● **What the task asks**
Pick out every line holding the string "title" and copy it.

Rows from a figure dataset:
>> BEGIN
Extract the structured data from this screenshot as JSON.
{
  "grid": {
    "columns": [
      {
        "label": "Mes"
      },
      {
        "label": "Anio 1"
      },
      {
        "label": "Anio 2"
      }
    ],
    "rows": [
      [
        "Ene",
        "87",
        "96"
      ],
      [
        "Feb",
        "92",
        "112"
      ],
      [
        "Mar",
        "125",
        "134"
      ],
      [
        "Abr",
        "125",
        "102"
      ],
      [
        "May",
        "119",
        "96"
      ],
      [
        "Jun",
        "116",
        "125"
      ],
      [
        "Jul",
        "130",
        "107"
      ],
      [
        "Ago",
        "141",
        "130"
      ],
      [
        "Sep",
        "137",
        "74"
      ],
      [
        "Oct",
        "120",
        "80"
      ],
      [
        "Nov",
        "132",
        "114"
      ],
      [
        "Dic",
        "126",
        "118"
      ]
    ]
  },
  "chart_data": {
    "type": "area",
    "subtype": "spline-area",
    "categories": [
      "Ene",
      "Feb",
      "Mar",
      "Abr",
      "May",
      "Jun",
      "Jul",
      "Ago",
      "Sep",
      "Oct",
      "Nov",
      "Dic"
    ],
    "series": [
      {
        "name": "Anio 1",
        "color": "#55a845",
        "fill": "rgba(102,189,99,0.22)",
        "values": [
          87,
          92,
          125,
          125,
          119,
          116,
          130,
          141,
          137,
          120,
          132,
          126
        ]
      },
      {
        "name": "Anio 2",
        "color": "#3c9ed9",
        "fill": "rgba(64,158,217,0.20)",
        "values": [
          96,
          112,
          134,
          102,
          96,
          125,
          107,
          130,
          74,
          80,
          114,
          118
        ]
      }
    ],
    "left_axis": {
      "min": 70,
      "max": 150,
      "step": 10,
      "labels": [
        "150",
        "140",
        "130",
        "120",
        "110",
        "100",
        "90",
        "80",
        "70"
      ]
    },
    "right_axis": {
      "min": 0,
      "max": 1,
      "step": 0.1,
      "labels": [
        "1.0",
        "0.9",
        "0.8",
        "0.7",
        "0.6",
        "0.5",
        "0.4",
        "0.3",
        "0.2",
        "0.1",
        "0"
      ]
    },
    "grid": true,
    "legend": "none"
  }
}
>> END
>> BEGIN
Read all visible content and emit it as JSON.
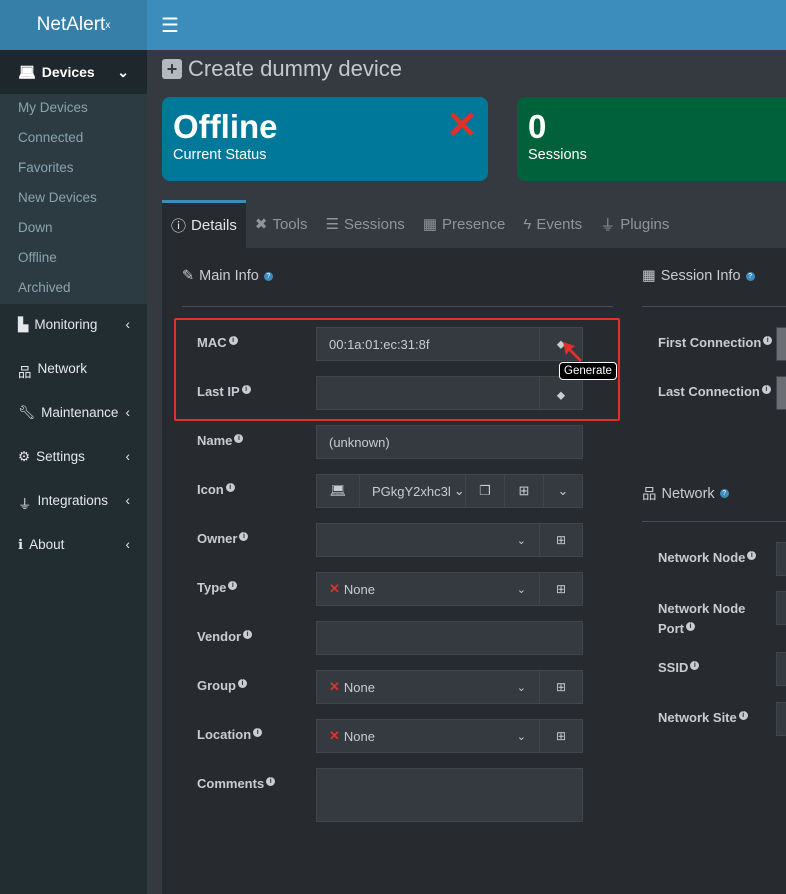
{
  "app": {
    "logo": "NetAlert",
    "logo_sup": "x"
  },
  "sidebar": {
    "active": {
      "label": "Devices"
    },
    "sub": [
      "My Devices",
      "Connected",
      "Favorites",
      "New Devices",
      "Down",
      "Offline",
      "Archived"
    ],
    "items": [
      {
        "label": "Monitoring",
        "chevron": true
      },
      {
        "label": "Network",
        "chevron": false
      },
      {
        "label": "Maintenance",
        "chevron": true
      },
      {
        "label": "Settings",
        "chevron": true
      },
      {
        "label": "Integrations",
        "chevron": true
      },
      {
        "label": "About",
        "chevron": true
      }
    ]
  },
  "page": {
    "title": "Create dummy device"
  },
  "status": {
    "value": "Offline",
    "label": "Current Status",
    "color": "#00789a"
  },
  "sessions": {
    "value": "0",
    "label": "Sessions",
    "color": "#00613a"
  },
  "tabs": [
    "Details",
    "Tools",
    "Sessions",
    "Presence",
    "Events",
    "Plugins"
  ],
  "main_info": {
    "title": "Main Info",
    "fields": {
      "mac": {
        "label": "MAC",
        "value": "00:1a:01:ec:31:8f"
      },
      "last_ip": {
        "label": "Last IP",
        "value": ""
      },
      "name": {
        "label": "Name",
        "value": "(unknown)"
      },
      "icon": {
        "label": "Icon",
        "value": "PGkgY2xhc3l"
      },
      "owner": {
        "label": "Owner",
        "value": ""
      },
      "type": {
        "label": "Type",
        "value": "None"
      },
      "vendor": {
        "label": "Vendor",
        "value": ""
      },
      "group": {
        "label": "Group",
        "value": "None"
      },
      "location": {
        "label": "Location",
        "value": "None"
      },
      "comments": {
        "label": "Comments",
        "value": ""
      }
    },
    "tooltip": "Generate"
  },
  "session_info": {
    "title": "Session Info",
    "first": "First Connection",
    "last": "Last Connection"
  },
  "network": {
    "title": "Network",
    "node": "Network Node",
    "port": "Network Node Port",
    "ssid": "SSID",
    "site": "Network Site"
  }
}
>> END
● **Solution for this problem**
    "title": "Create dummy device"
    "title": "Main Info",
    "title": "Session Info",
    "title": "Network",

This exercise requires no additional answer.